WHAT THE EXERCISE ASKS:
Records follow. Pull out every line that contains "EKREM".

EXCERPTED DATA:
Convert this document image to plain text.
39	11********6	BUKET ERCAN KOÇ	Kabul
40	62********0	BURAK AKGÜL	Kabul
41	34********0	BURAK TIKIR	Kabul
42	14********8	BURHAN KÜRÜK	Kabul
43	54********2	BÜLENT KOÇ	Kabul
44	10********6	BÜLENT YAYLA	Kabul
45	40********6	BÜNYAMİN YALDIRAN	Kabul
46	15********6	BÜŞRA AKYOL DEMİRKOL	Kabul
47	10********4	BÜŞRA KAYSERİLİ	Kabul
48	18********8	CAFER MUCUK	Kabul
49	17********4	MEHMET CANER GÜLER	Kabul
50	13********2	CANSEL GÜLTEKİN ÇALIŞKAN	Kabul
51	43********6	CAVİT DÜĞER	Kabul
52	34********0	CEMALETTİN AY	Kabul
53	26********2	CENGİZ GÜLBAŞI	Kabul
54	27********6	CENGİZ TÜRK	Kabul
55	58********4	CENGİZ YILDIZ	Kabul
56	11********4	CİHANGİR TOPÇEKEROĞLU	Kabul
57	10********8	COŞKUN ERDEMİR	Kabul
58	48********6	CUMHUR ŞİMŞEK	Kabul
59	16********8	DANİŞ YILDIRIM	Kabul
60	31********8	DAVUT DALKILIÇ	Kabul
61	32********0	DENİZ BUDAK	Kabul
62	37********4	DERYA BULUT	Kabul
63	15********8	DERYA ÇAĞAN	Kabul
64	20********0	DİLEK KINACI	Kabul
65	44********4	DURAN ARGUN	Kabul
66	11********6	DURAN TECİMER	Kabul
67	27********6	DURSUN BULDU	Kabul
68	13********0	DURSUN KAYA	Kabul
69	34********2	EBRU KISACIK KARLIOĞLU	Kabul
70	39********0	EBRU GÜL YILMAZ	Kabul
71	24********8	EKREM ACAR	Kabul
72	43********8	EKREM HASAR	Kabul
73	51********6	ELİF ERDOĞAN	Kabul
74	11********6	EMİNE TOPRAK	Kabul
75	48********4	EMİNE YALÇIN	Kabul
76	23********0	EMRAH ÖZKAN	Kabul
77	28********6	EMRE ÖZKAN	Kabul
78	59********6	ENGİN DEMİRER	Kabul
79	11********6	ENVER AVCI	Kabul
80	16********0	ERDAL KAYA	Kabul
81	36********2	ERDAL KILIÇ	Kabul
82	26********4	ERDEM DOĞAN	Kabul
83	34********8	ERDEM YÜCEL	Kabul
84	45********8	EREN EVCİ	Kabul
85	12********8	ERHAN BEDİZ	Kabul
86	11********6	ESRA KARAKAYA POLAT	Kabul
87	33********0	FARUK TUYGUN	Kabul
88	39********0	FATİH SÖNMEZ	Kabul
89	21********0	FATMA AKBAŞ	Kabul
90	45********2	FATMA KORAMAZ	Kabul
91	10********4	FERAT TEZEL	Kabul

IN RESPONSE:
71	24********8	EKREM ACAR	Kabul
72	43********8	EKREM HASAR	Kabul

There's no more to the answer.